◆ WHAT YOU NEED TO DO
From the entries that follow, gather each line holding the word "ylabel".

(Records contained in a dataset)
• • •
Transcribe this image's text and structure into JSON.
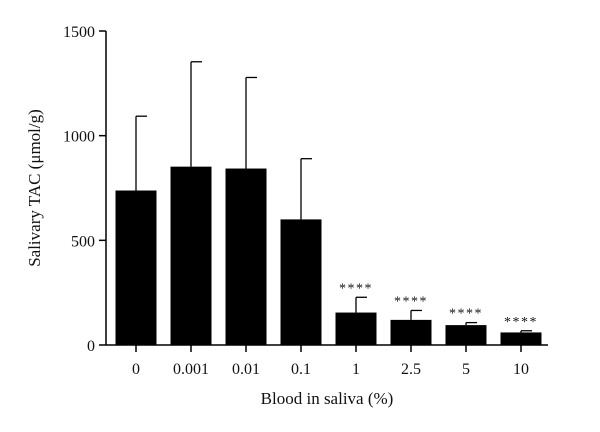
{
  "chart_data": {
    "type": "bar",
    "categories": [
      "0",
      "0.001",
      "0.01",
      "0.1",
      "1",
      "2.5",
      "5",
      "10"
    ],
    "values": [
      738,
      852,
      843,
      600,
      155,
      120,
      95,
      60
    ],
    "error_upper": [
      1093,
      1353,
      1278,
      890,
      228,
      165,
      107,
      68
    ],
    "annotations": [
      "",
      "",
      "",
      "",
      "****",
      "****",
      "****",
      "****"
    ],
    "xlabel": "Blood in saliva (%)",
    "ylabel": "Salivary TAC (μmol/g)",
    "ylim": [
      0,
      1500
    ],
    "yticks": [
      0,
      500,
      1000,
      1500
    ],
    "bar_color": "#000000",
    "grid": false
  }
}
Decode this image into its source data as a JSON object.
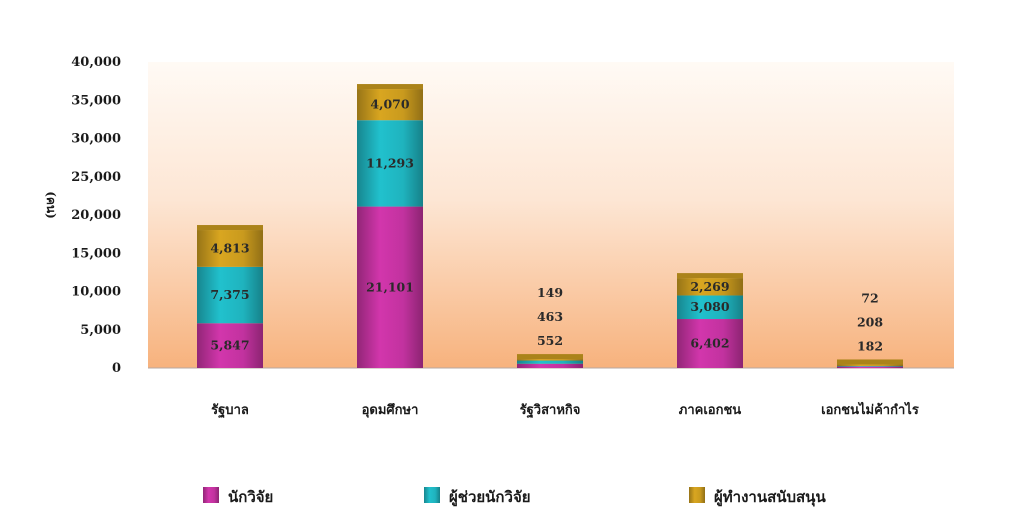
{
  "chart_data": {
    "type": "bar",
    "stacked": true,
    "ylabel": "(คน)",
    "ylim": [
      0,
      40000
    ],
    "yticks": [
      "40,000",
      "35,000",
      "30,000",
      "25,000",
      "20,000",
      "15,000",
      "10,000",
      "5,000",
      "0"
    ],
    "categories": [
      "รัฐบาล",
      "อุดมศึกษา",
      "รัฐวิสาหกิจ",
      "ภาคเอกชน",
      "เอกชนไม่ค้ากำไร"
    ],
    "series": [
      {
        "name": "นักวิจัย",
        "color": "#c2329f",
        "values": [
          5847,
          21101,
          552,
          6402,
          182
        ],
        "labels": [
          "5,847",
          "21,101",
          "552",
          "6,402",
          "182"
        ]
      },
      {
        "name": "ผู้ช่วยนักวิจัย",
        "color": "#1fb3be",
        "values": [
          7375,
          11293,
          463,
          3080,
          208
        ],
        "labels": [
          "7,375",
          "11,293",
          "463",
          "3,080",
          "208"
        ]
      },
      {
        "name": "ผู้ทำงานสนับสนุน",
        "color": "#c99a1e",
        "values": [
          4813,
          4070,
          149,
          2269,
          72
        ],
        "labels": [
          "4,813",
          "4,070",
          "149",
          "2,269",
          "72"
        ]
      }
    ],
    "grid": false,
    "legend_position": "bottom"
  }
}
• • •
◆ SOLVED EXERCISE
    "ylabel": "Salivary TAC (μmol/g)",
    "ylabel": "(คน)",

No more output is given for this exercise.